(Data extracted from a collection)
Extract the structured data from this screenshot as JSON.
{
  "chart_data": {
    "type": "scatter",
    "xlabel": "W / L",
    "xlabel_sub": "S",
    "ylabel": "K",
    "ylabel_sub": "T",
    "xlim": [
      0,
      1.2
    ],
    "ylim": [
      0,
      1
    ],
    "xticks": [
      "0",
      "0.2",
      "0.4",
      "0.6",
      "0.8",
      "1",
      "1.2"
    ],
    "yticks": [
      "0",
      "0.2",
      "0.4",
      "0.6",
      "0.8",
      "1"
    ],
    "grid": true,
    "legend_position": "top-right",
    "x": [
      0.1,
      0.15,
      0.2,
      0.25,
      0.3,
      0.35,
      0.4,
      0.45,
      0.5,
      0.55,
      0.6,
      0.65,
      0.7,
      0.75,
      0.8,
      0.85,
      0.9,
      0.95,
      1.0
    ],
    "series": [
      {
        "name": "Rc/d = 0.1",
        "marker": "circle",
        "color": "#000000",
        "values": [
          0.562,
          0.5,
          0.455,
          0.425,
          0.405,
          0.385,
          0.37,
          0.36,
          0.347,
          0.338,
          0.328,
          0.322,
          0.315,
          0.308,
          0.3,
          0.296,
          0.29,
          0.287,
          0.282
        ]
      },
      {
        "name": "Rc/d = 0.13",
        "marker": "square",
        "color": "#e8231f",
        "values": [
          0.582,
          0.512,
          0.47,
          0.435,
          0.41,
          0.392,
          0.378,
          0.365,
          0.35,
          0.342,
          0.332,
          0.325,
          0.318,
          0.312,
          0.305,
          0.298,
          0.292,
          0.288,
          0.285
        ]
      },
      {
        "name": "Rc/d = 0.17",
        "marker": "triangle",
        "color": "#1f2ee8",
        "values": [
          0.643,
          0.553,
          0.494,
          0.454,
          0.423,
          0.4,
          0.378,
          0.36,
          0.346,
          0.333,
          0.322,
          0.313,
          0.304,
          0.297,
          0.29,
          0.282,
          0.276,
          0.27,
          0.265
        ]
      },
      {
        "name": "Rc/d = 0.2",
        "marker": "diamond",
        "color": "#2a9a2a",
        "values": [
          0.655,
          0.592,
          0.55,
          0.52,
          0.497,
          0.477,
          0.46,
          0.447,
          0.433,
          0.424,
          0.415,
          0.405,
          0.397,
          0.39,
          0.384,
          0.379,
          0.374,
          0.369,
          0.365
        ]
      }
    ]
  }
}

--

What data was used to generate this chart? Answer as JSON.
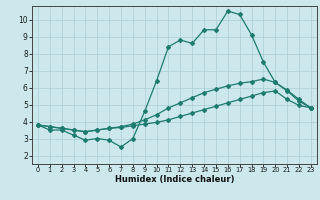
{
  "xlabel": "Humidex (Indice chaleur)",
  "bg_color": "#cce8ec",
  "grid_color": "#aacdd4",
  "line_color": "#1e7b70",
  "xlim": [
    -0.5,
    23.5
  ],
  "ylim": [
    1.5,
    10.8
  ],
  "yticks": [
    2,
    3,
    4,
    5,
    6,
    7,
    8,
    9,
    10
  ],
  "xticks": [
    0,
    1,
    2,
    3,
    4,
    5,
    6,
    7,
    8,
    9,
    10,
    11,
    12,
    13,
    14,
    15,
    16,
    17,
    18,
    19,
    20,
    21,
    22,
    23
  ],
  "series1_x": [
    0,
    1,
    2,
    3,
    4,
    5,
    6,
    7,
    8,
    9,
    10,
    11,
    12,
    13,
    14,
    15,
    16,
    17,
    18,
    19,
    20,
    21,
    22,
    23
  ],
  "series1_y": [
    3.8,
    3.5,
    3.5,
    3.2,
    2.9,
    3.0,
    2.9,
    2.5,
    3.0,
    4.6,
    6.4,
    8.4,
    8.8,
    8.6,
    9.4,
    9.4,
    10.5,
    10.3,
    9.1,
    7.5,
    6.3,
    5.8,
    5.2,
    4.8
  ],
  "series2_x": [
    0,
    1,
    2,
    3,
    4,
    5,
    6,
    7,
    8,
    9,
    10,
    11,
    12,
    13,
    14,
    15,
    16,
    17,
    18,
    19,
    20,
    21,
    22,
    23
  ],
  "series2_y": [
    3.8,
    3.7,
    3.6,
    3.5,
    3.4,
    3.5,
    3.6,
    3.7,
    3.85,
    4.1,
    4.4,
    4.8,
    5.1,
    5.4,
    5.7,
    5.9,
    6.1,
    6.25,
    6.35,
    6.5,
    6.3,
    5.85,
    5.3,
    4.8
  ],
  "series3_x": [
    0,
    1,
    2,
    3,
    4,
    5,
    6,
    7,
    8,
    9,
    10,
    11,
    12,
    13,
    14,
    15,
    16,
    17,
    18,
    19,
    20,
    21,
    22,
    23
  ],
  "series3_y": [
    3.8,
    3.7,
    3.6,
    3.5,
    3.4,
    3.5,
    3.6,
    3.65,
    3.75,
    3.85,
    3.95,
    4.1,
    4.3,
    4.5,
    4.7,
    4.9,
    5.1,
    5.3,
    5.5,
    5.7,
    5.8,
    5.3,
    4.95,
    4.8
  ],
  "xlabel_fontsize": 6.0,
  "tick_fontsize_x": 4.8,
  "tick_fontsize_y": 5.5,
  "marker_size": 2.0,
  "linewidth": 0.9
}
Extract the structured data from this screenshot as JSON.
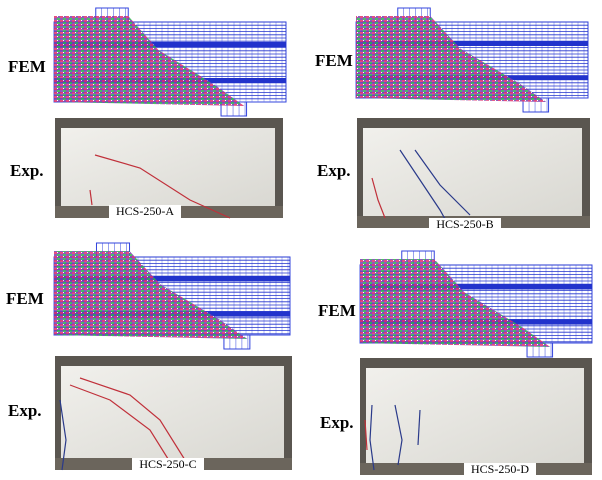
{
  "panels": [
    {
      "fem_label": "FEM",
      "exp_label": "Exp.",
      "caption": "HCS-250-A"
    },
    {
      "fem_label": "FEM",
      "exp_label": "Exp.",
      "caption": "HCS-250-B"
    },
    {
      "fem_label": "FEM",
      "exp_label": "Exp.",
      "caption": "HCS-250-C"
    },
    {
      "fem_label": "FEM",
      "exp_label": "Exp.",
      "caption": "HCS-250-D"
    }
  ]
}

Exercise
From the entries above, copy each line holding "name".

Correct output
        "name": "Rc/d = 0.1",
        "name": "Rc/d = 0.13",
        "name": "Rc/d = 0.17",
        "name": "Rc/d = 0.2",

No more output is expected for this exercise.